**Stored records**

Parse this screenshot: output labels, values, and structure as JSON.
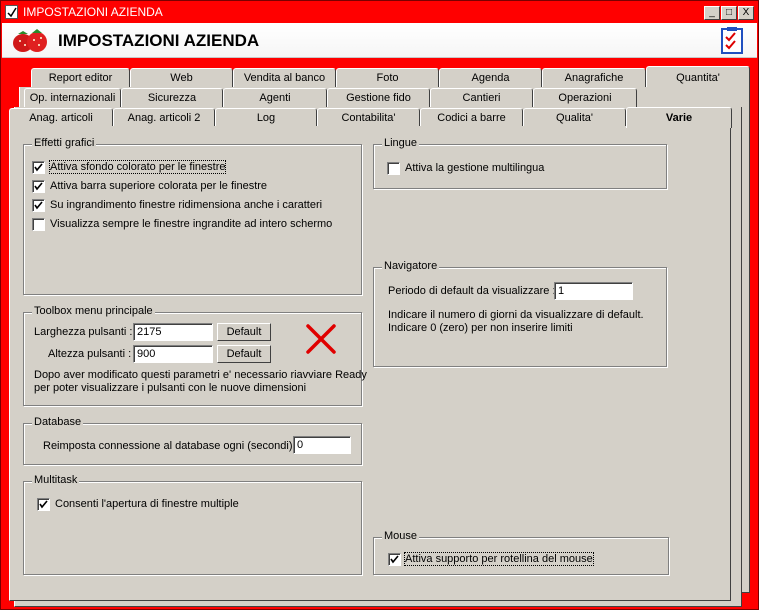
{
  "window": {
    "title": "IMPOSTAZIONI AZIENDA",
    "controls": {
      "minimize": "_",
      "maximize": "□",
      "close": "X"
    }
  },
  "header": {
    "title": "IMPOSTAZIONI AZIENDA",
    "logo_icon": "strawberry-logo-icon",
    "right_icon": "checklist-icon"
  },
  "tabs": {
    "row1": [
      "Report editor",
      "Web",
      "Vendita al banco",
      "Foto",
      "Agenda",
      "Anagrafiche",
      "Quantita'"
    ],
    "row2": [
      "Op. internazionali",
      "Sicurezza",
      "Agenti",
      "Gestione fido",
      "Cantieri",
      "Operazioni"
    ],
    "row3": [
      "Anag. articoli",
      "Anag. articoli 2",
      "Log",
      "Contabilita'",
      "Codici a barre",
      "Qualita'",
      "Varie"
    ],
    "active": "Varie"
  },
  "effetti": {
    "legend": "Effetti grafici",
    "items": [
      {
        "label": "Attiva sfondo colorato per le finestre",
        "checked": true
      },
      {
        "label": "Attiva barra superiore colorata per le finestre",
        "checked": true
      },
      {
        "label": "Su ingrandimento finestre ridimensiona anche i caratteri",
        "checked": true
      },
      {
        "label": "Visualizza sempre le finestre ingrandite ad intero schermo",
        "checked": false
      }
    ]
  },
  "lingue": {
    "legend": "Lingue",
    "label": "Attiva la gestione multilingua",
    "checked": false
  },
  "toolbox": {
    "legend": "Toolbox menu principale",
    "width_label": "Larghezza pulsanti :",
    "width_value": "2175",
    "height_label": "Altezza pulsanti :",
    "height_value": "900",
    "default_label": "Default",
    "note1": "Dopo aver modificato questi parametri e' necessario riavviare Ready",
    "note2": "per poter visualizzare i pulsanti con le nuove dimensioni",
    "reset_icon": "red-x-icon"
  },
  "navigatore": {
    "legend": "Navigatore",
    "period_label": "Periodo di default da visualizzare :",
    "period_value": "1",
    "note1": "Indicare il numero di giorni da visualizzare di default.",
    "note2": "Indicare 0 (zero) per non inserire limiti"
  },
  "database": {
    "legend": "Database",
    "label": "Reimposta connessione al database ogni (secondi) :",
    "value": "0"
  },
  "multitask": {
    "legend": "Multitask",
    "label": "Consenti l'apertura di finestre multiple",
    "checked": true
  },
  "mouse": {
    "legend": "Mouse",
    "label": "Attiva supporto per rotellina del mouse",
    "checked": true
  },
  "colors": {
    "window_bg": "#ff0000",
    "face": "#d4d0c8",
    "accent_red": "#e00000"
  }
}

**Set task**
Print each line of the material above exactly, with the pictures removed from your copy.

**Exercise answer**
Parse this screenshot: output labels, values, and structure as JSON.
{
  "window": {
    "title": "IMPOSTAZIONI AZIENDA",
    "controls": {
      "minimize": "_",
      "maximize": "□",
      "close": "X"
    }
  },
  "header": {
    "title": "IMPOSTAZIONI AZIENDA",
    "logo_icon": "strawberry-logo-icon",
    "right_icon": "checklist-icon"
  },
  "tabs": {
    "row1": [
      "Report editor",
      "Web",
      "Vendita al banco",
      "Foto",
      "Agenda",
      "Anagrafiche",
      "Quantita'"
    ],
    "row2": [
      "Op. internazionali",
      "Sicurezza",
      "Agenti",
      "Gestione fido",
      "Cantieri",
      "Operazioni"
    ],
    "row3": [
      "Anag. articoli",
      "Anag. articoli 2",
      "Log",
      "Contabilita'",
      "Codici a barre",
      "Qualita'",
      "Varie"
    ],
    "active": "Varie"
  },
  "effetti": {
    "legend": "Effetti grafici",
    "items": [
      {
        "label": "Attiva sfondo colorato per le finestre",
        "checked": true
      },
      {
        "label": "Attiva barra superiore colorata per le finestre",
        "checked": true
      },
      {
        "label": "Su ingrandimento finestre ridimensiona anche i caratteri",
        "checked": true
      },
      {
        "label": "Visualizza sempre le finestre ingrandite ad intero schermo",
        "checked": false
      }
    ]
  },
  "lingue": {
    "legend": "Lingue",
    "label": "Attiva la gestione multilingua",
    "checked": false
  },
  "toolbox": {
    "legend": "Toolbox menu principale",
    "width_label": "Larghezza pulsanti :",
    "width_value": "2175",
    "height_label": "Altezza pulsanti :",
    "height_value": "900",
    "default_label": "Default",
    "note1": "Dopo aver modificato questi parametri e' necessario riavviare Ready",
    "note2": "per poter visualizzare i pulsanti con le nuove dimensioni",
    "reset_icon": "red-x-icon"
  },
  "navigatore": {
    "legend": "Navigatore",
    "period_label": "Periodo di default da visualizzare :",
    "period_value": "1",
    "note1": "Indicare il numero di giorni da visualizzare di default.",
    "note2": "Indicare 0 (zero) per non inserire limiti"
  },
  "database": {
    "legend": "Database",
    "label": "Reimposta connessione al database ogni (secondi) :",
    "value": "0"
  },
  "multitask": {
    "legend": "Multitask",
    "label": "Consenti l'apertura di finestre multiple",
    "checked": true
  },
  "mouse": {
    "legend": "Mouse",
    "label": "Attiva supporto per rotellina del mouse",
    "checked": true
  },
  "colors": {
    "window_bg": "#ff0000",
    "face": "#d4d0c8",
    "accent_red": "#e00000"
  }
}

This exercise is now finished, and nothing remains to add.